- [EXERCISE DESCRIPTION]: Can you transcribe every line exactly and leave the pictures behind?

- [STORED RECORDS]:

^^^^^^^^^^^^^^^^

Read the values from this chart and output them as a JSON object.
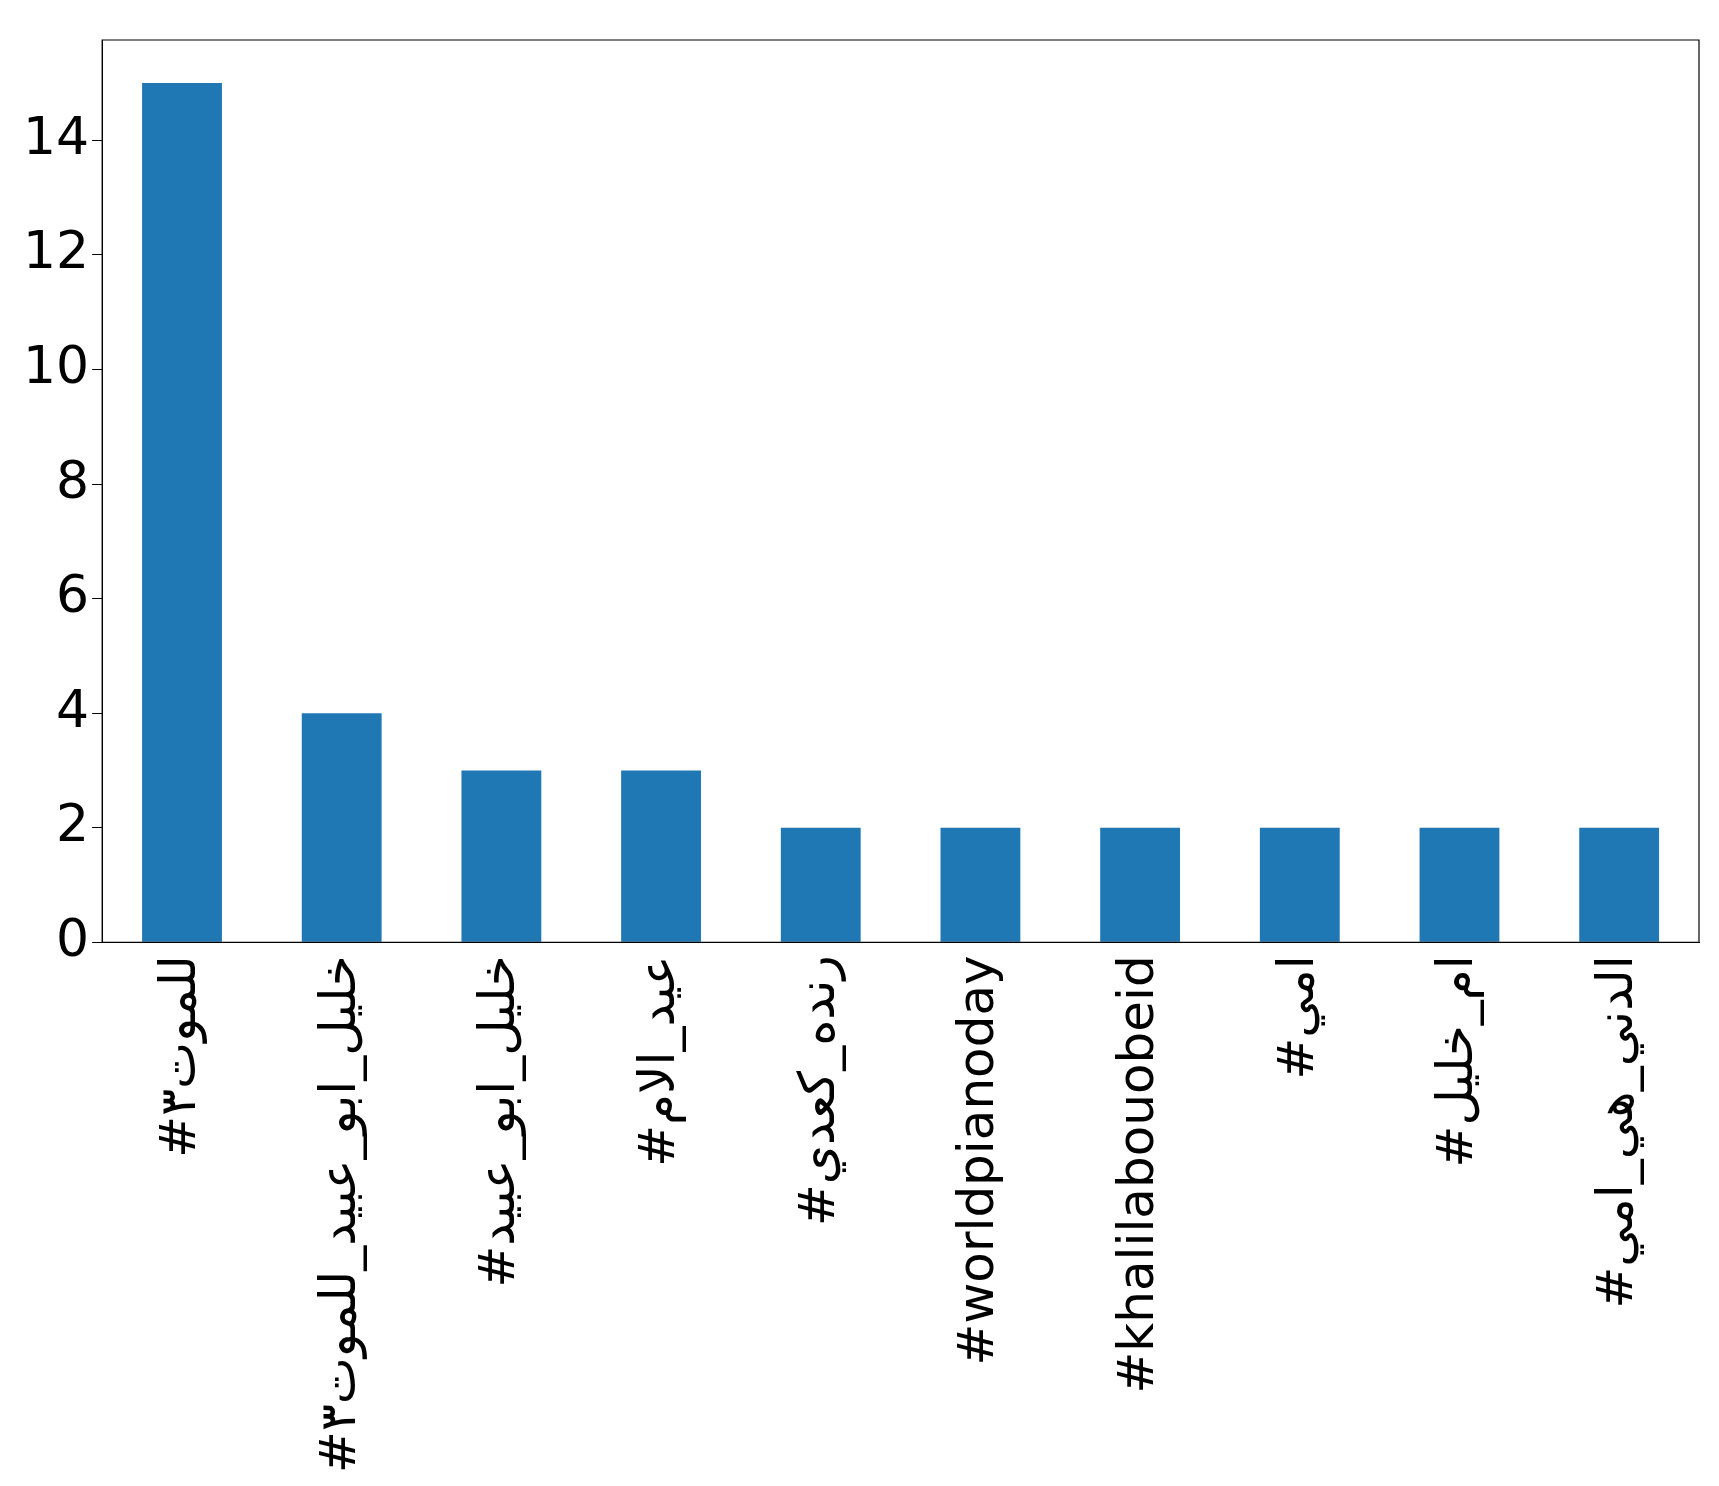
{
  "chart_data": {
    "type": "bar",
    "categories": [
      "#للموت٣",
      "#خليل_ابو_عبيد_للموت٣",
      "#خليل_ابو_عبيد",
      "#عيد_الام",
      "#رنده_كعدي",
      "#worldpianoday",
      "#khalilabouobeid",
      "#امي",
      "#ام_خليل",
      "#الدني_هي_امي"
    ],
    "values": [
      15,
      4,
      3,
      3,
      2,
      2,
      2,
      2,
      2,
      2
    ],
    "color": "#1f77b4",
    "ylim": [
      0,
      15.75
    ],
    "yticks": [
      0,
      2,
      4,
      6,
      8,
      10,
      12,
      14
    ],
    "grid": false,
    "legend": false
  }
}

^^^^^^^^^^^^^^^^

- [CORRECT RESPONSE]:
Read the values from this chart and output them as a JSON object.
{
  "chart_data": {
    "type": "bar",
    "categories": [
      "#للموت٣",
      "#خليل_ابو_عبيد_للموت٣",
      "#خليل_ابو_عبيد",
      "#عيد_الام",
      "#رنده_كعدي",
      "#worldpianoday",
      "#khalilabouobeid",
      "#امي",
      "#ام_خليل",
      "#الدني_هي_امي"
    ],
    "values": [
      15,
      4,
      3,
      3,
      2,
      2,
      2,
      2,
      2,
      2
    ],
    "color": "#1f77b4",
    "ylim": [
      0,
      15.75
    ],
    "yticks": [
      0,
      2,
      4,
      6,
      8,
      10,
      12,
      14
    ],
    "grid": false,
    "legend": false
  }
}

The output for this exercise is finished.